● Stated exercise
Omit the pictures, then write out every entry exactly as it reads.

----- Extracted data -----

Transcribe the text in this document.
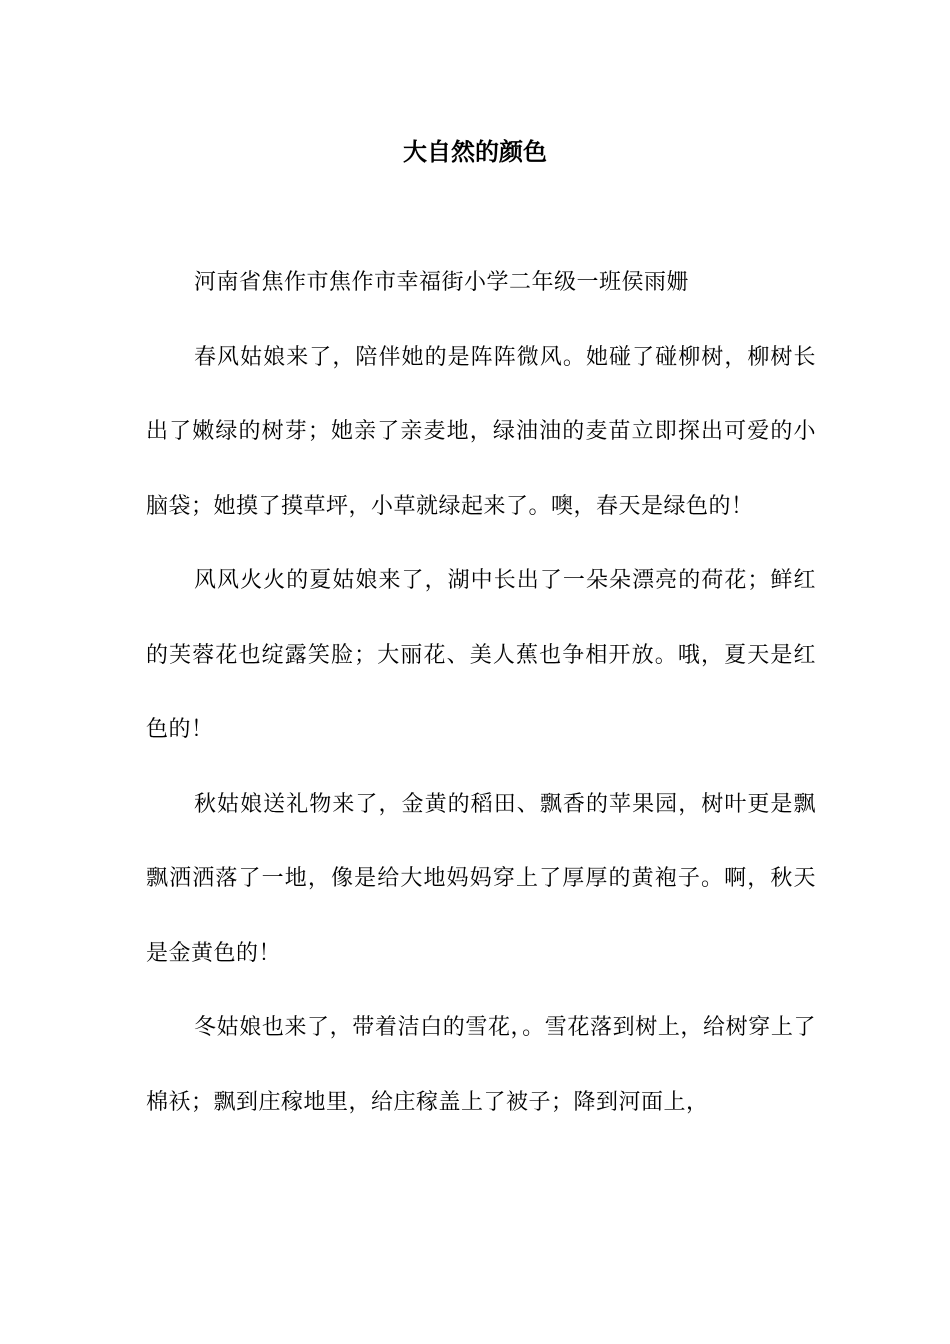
大自然的颜色

河南省焦作市焦作市幸福街小学二年级一班侯雨姗

春风姑娘来了，陪伴她的是阵阵微风。她碰了碰柳树，柳树长出了嫩绿的树芽；她亲了亲麦地，绿油油的麦苗立即探出可爱的小脑袋；她摸了摸草坪，小草就绿起来了。噢，春天是绿色的！

风风火火的夏姑娘来了，湖中长出了一朵朵漂亮的荷花；鲜红的芙蓉花也绽露笑脸；大丽花、美人蕉也争相开放。哦，夏天是红色的！

秋姑娘送礼物来了，金黄的稻田、飘香的苹果园，树叶更是飘飘洒洒落了一地，像是给大地妈妈穿上了厚厚的黄袍子。啊，秋天是金黄色的！

冬姑娘也来了，带着洁白的雪花，。雪花落到树上，给树穿上了棉袄；飘到庄稼地里，给庄稼盖上了被子；降到河面上，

-----

● Exercise output
Transcribe the text in this document.
大自然的颜色

河南省焦作市焦作市幸福街小学二年级一班侯雨姗

春风姑娘来了，陪伴她的是阵阵微风。她碰了碰柳树，柳树长出了嫩绿的树芽；她亲了亲麦地，绿油油的麦苗立即探出可爱的小脑袋；她摸了摸草坪，小草就绿起来了。噢，春天是绿色的！

风风火火的夏姑娘来了，湖中长出了一朵朵漂亮的荷花；鲜红的芙蓉花也绽露笑脸；大丽花、美人蕉也争相开放。哦，夏天是红色的！

秋姑娘送礼物来了，金黄的稻田、飘香的苹果园，树叶更是飘飘洒洒落了一地，像是给大地妈妈穿上了厚厚的黄袍子。啊，秋天是金黄色的！

冬姑娘也来了，带着洁白的雪花，。雪花落到树上，给树穿上了棉袄；飘到庄稼地里，给庄稼盖上了被子；降到河面上，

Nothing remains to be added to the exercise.